Go over the listing below line by line and tally those containing "name". Give only the tally.
□ □ □ □ □ □ □
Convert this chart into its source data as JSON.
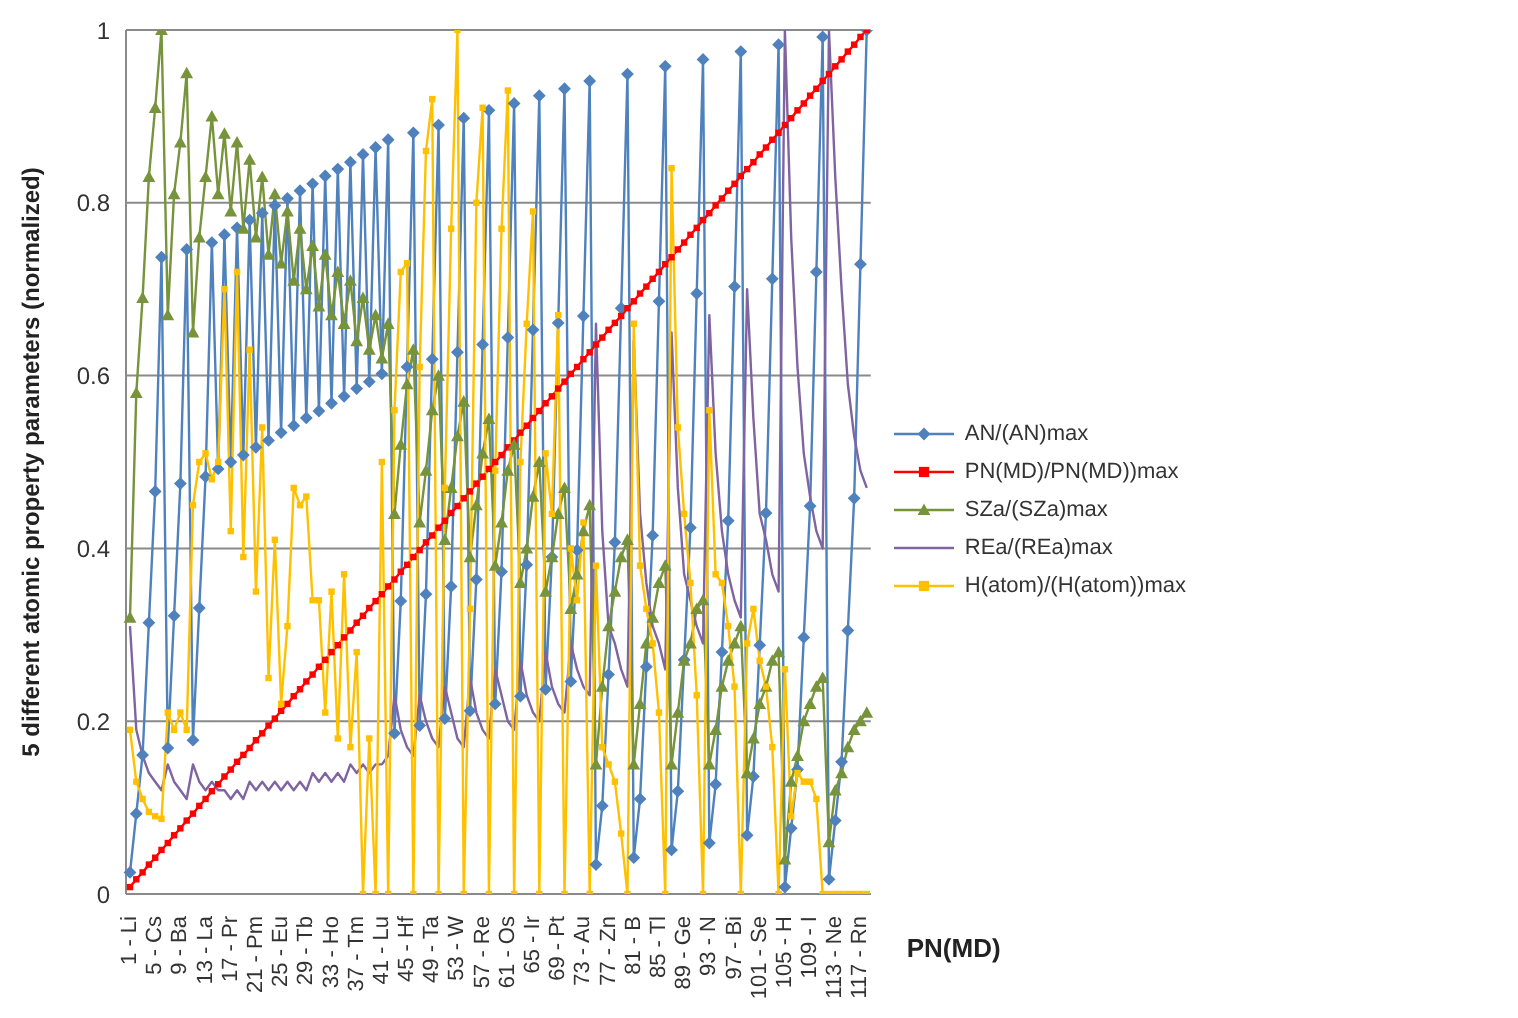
{
  "chart_data": {
    "type": "line",
    "ylabel": "5 different atomic property parameters (normalized)",
    "xlabel": "PN(MD)",
    "categories": [
      "1 - Li",
      null,
      null,
      null,
      "5 - Cs",
      null,
      null,
      null,
      "9 - Ba",
      null,
      null,
      null,
      "13 - La",
      null,
      null,
      null,
      "17 - Pr",
      null,
      null,
      null,
      "21 - Pm",
      null,
      null,
      null,
      "25 - Eu",
      null,
      null,
      null,
      "29 - Tb",
      null,
      null,
      null,
      "33 - Ho",
      null,
      null,
      null,
      "37 - Tm",
      null,
      null,
      null,
      "41 - Lu",
      null,
      null,
      null,
      "45 - Hf",
      null,
      null,
      null,
      "49 - Ta",
      null,
      null,
      null,
      "53 - W",
      null,
      null,
      null,
      "57 - Re",
      null,
      null,
      null,
      "61 - Os",
      null,
      null,
      null,
      "65 - Ir",
      null,
      null,
      null,
      "69 - Pt",
      null,
      null,
      null,
      "73 - Au",
      null,
      null,
      null,
      "77 - Zn",
      null,
      null,
      null,
      "81 - B",
      null,
      null,
      null,
      "85 - Tl",
      null,
      null,
      null,
      "89 - Ge",
      null,
      null,
      null,
      "93 - N",
      null,
      null,
      null,
      "97 - Bi",
      null,
      null,
      null,
      "101 - Se",
      null,
      null,
      null,
      "105 - H",
      null,
      null,
      null,
      "109 - I",
      null,
      null,
      null,
      "113 - Ne",
      null,
      null,
      null,
      "117 - Rn",
      null
    ],
    "series": [
      {
        "name": "AN/(AN)max",
        "color": "#4f81bd",
        "marker": "diamond",
        "values": [
          0.025,
          0.093,
          0.161,
          0.314,
          0.466,
          0.737,
          0.169,
          0.322,
          0.475,
          0.746,
          0.178,
          0.331,
          0.483,
          0.754,
          0.492,
          0.763,
          0.5,
          0.771,
          0.508,
          0.78,
          0.517,
          0.788,
          0.525,
          0.797,
          0.534,
          0.805,
          0.542,
          0.814,
          0.551,
          0.822,
          0.559,
          0.831,
          0.568,
          0.839,
          0.576,
          0.847,
          0.585,
          0.856,
          0.593,
          0.864,
          0.602,
          0.873,
          0.186,
          0.339,
          0.61,
          0.881,
          0.195,
          0.347,
          0.619,
          0.89,
          0.203,
          0.356,
          0.627,
          0.898,
          0.212,
          0.364,
          0.636,
          0.907,
          0.22,
          0.373,
          0.644,
          0.915,
          0.229,
          0.381,
          0.653,
          0.924,
          0.237,
          0.39,
          0.661,
          0.932,
          0.246,
          0.398,
          0.669,
          0.941,
          0.034,
          0.102,
          0.254,
          0.407,
          0.678,
          0.949,
          0.042,
          0.11,
          0.263,
          0.415,
          0.686,
          0.958,
          0.051,
          0.119,
          0.271,
          0.424,
          0.695,
          0.966,
          0.059,
          0.127,
          0.28,
          0.432,
          0.703,
          0.975,
          0.068,
          0.136,
          0.288,
          0.441,
          0.712,
          0.983,
          0.008,
          0.076,
          0.144,
          0.297,
          0.449,
          0.72,
          0.992,
          0.017,
          0.085,
          0.153,
          0.305,
          0.458,
          0.729,
          1
        ]
      },
      {
        "name": "PN(MD)/PN(MD))max",
        "color": "#ff0000",
        "marker": "square",
        "values": [
          0.008,
          0.017,
          0.025,
          0.034,
          0.042,
          0.051,
          0.059,
          0.068,
          0.076,
          0.085,
          0.093,
          0.102,
          0.11,
          0.119,
          0.127,
          0.136,
          0.144,
          0.153,
          0.161,
          0.169,
          0.178,
          0.186,
          0.195,
          0.203,
          0.212,
          0.22,
          0.229,
          0.237,
          0.246,
          0.254,
          0.263,
          0.271,
          0.28,
          0.288,
          0.297,
          0.305,
          0.314,
          0.322,
          0.331,
          0.339,
          0.347,
          0.356,
          0.364,
          0.373,
          0.381,
          0.39,
          0.398,
          0.407,
          0.415,
          0.424,
          0.432,
          0.441,
          0.449,
          0.458,
          0.466,
          0.475,
          0.483,
          0.492,
          0.5,
          0.508,
          0.517,
          0.525,
          0.534,
          0.542,
          0.551,
          0.559,
          0.568,
          0.576,
          0.585,
          0.593,
          0.602,
          0.61,
          0.619,
          0.627,
          0.636,
          0.644,
          0.653,
          0.661,
          0.669,
          0.678,
          0.686,
          0.695,
          0.703,
          0.712,
          0.72,
          0.729,
          0.737,
          0.746,
          0.754,
          0.763,
          0.771,
          0.78,
          0.788,
          0.797,
          0.805,
          0.814,
          0.822,
          0.831,
          0.839,
          0.847,
          0.856,
          0.864,
          0.873,
          0.881,
          0.89,
          0.898,
          0.907,
          0.915,
          0.924,
          0.932,
          0.941,
          0.949,
          0.958,
          0.966,
          0.975,
          0.983,
          0.992,
          1
        ]
      },
      {
        "name": "SZa/(SZa)max",
        "color": "#77933c",
        "marker": "triangle",
        "values": [
          0.32,
          0.58,
          0.69,
          0.83,
          0.91,
          1,
          0.67,
          0.81,
          0.87,
          0.95,
          0.65,
          0.76,
          0.83,
          0.9,
          0.81,
          0.88,
          0.79,
          0.87,
          0.77,
          0.85,
          0.76,
          0.83,
          0.74,
          0.81,
          0.73,
          0.79,
          0.71,
          0.77,
          0.7,
          0.75,
          0.68,
          0.74,
          0.67,
          0.72,
          0.66,
          0.71,
          0.64,
          0.69,
          0.63,
          0.67,
          0.62,
          0.66,
          0.44,
          0.52,
          0.59,
          0.63,
          0.43,
          0.49,
          0.56,
          0.6,
          0.41,
          0.47,
          0.53,
          0.57,
          0.39,
          0.45,
          0.51,
          0.55,
          0.38,
          0.43,
          0.49,
          0.52,
          0.36,
          0.4,
          0.46,
          0.5,
          0.35,
          0.39,
          0.44,
          0.47,
          0.33,
          0.37,
          0.42,
          0.45,
          0.15,
          0.24,
          0.31,
          0.35,
          0.39,
          0.41,
          0.15,
          0.22,
          0.29,
          0.32,
          0.36,
          0.38,
          0.15,
          0.21,
          0.27,
          0.29,
          0.33,
          0.34,
          0.15,
          0.19,
          0.24,
          0.27,
          0.29,
          0.31,
          0.14,
          0.18,
          0.22,
          0.24,
          0.27,
          0.28,
          0.04,
          0.13,
          0.16,
          0.2,
          0.22,
          0.24,
          0.25,
          0.06,
          0.12,
          0.14,
          0.17,
          0.19,
          0.2,
          0.21
        ]
      },
      {
        "name": "REa/(REa)max",
        "color": "#8064a2",
        "marker": "none",
        "values": [
          0.31,
          0.19,
          0.16,
          0.14,
          0.13,
          0.12,
          0.15,
          0.13,
          0.12,
          0.11,
          0.15,
          0.13,
          0.12,
          0.13,
          0.12,
          0.12,
          0.11,
          0.12,
          0.11,
          0.13,
          0.12,
          0.13,
          0.12,
          0.13,
          0.12,
          0.13,
          0.12,
          0.13,
          0.12,
          0.14,
          0.13,
          0.14,
          0.13,
          0.14,
          0.13,
          0.15,
          0.14,
          0.15,
          0.14,
          0.15,
          0.15,
          0.16,
          0.23,
          0.19,
          0.17,
          0.16,
          0.23,
          0.2,
          0.18,
          0.17,
          0.24,
          0.21,
          0.18,
          0.17,
          0.25,
          0.21,
          0.19,
          0.18,
          0.26,
          0.23,
          0.2,
          0.19,
          0.27,
          0.23,
          0.21,
          0.2,
          0.28,
          0.24,
          0.22,
          0.21,
          0.29,
          0.26,
          0.24,
          0.23,
          0.66,
          0.42,
          0.31,
          0.29,
          0.26,
          0.24,
          0.64,
          0.44,
          0.36,
          0.31,
          0.29,
          0.26,
          0.65,
          0.47,
          0.37,
          0.34,
          0.31,
          0.29,
          0.67,
          0.51,
          0.42,
          0.37,
          0.34,
          0.32,
          0.7,
          0.55,
          0.44,
          0.41,
          0.37,
          0.35,
          1,
          0.76,
          0.61,
          0.51,
          0.46,
          0.42,
          0.4,
          1,
          0.83,
          0.7,
          0.59,
          0.53,
          0.49,
          0.47
        ]
      },
      {
        "name": "H(atom)/(H(atom))max",
        "color": "#ffc000",
        "marker": "square",
        "values": [
          0.19,
          0.13,
          0.11,
          0.095,
          0.09,
          0.087,
          0.21,
          0.19,
          0.21,
          0.19,
          0.45,
          0.5,
          0.51,
          0.48,
          0.5,
          0.7,
          0.42,
          0.72,
          0.39,
          0.63,
          0.35,
          0.54,
          0.25,
          0.41,
          0.22,
          0.31,
          0.47,
          0.45,
          0.46,
          0.34,
          0.34,
          0.21,
          0.35,
          0.18,
          0.37,
          0.17,
          0.28,
          0,
          0.18,
          0,
          0.5,
          0,
          0.56,
          0.72,
          0.73,
          0,
          0.61,
          0.86,
          0.92,
          0,
          0.47,
          0.77,
          1,
          0,
          0.33,
          0.8,
          0.91,
          0,
          0.49,
          0.77,
          0.93,
          0,
          0.5,
          0.66,
          0.79,
          0,
          0.51,
          0.44,
          0.67,
          0,
          0.4,
          0.34,
          0.43,
          0,
          0.38,
          0.17,
          0.15,
          0.13,
          0.07,
          0,
          0.66,
          0.38,
          0.33,
          0.29,
          0.21,
          0,
          0.84,
          0.54,
          0.44,
          0.36,
          0.23,
          0,
          0.56,
          0.37,
          0.36,
          0.31,
          0.24,
          0,
          0.29,
          0.33,
          0.27,
          0.24,
          0.17,
          0,
          0.26,
          0.09,
          0.14,
          0.13,
          0.13,
          0.11,
          0,
          0,
          0,
          0,
          0,
          0,
          0,
          0
        ]
      }
    ],
    "ylim": [
      0,
      1
    ],
    "yticks": [
      0,
      0.2,
      0.4,
      0.6,
      0.8,
      1
    ],
    "grid": "y",
    "legend": "right"
  }
}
□ □ □ □ □ □ □
REPLY:
5